## [Data rows]

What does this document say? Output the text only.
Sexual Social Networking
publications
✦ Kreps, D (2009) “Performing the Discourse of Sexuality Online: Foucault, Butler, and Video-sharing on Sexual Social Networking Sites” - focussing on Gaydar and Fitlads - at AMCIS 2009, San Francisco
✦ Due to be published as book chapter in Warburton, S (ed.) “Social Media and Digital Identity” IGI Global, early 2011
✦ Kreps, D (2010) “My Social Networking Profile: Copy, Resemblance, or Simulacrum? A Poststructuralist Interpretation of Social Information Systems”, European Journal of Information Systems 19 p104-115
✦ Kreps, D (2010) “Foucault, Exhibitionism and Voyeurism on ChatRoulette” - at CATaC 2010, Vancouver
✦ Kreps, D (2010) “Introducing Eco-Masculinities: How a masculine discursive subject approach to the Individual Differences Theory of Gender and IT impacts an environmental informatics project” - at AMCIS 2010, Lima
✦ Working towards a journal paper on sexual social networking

---

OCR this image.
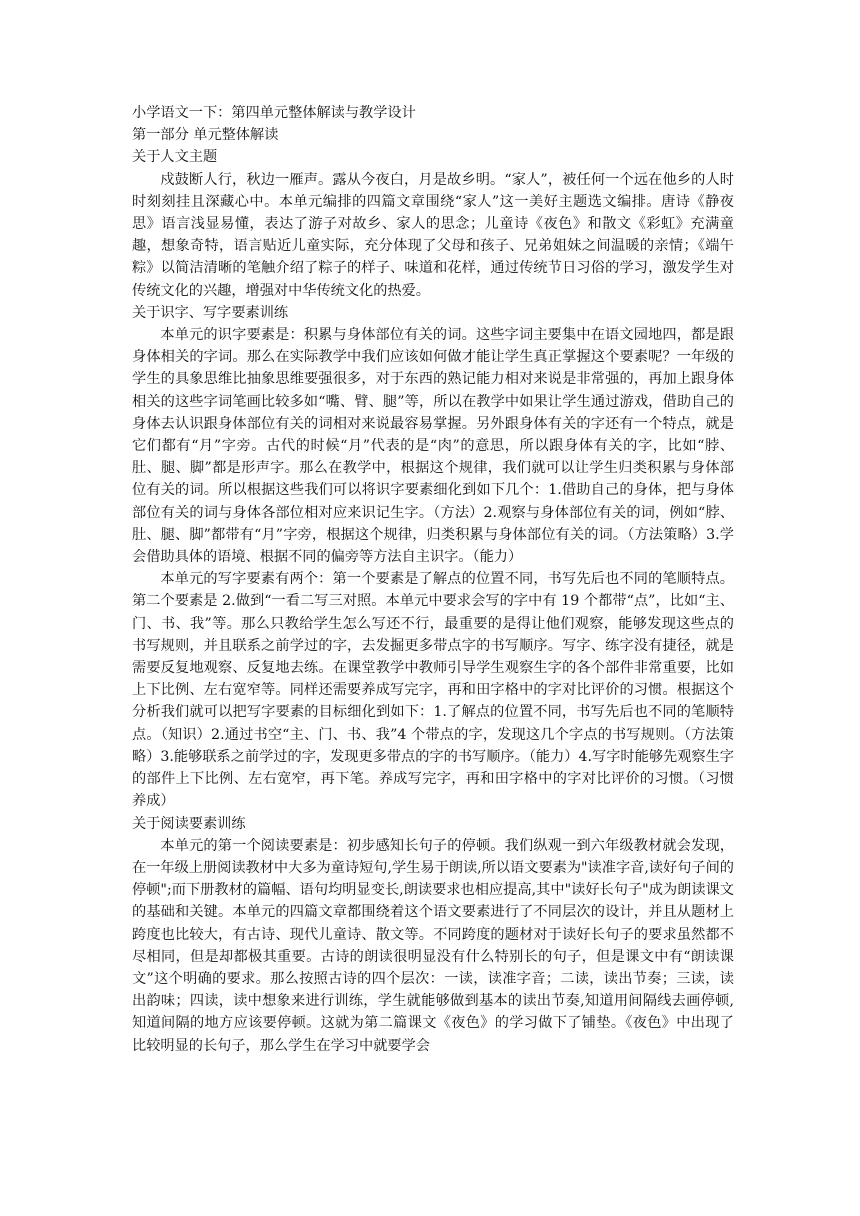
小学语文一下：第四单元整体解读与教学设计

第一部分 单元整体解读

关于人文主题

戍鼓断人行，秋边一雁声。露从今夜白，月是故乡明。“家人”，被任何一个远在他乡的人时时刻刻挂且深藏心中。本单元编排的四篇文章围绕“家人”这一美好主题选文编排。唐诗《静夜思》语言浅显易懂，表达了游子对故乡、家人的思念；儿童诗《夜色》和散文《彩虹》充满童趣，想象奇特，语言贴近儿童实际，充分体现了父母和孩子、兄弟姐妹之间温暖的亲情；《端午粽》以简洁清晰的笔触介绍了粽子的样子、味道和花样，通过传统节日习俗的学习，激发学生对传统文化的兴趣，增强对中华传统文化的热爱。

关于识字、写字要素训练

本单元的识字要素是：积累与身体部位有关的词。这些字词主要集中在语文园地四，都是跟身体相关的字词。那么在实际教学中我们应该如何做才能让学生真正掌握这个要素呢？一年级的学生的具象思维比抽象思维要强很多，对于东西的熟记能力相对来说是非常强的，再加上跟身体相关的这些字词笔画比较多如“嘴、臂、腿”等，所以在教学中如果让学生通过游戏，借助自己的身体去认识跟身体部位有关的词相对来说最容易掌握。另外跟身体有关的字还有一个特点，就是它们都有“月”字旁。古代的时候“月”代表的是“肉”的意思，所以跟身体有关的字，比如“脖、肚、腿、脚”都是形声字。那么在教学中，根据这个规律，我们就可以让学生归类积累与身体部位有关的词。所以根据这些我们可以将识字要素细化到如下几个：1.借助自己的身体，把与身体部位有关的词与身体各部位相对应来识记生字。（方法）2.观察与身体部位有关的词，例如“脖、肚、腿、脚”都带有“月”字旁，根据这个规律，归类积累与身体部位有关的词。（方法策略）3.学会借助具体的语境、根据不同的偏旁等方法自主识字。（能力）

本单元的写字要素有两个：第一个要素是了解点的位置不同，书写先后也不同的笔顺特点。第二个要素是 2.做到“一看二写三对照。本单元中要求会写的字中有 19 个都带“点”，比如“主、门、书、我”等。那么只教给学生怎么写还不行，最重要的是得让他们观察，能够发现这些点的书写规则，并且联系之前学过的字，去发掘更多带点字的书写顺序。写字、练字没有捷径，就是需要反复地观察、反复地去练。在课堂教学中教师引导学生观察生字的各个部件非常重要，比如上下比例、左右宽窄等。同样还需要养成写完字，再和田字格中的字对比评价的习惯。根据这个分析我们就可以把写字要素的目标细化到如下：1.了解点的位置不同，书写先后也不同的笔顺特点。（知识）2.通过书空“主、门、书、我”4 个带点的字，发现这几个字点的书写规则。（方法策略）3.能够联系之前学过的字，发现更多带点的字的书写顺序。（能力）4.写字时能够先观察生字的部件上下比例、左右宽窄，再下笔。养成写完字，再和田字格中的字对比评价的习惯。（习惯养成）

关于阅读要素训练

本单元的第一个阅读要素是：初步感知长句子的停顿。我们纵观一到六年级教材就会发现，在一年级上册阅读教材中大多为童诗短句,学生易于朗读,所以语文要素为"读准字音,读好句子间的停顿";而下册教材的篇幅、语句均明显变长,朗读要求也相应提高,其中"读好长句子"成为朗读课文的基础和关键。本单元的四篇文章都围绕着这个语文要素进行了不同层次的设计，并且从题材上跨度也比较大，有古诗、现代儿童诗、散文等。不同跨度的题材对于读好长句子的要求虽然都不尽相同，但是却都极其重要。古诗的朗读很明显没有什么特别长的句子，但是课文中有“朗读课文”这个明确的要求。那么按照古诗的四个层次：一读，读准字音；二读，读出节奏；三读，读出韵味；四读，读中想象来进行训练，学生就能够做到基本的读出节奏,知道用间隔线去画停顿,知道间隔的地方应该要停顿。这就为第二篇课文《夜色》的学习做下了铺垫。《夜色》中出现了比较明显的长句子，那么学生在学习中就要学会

## [Exercise]
From the entries above, copy each line holding "AMCIS".

## [The output]
✦ Kreps, D (2009) “Performing the Discourse of Sexuality Online: Foucault, Butler, and Video-sharing on Sexual Social Networking Sites” - focussing on Gaydar and Fitlads - at AMCIS 2009, San Francisco
✦ Kreps, D (2010) “Introducing Eco-Masculinities: How a masculine discursive subject approach to the Individual Differences Theory of Gender and IT impacts an environmental informatics project” - at AMCIS 2010, Lima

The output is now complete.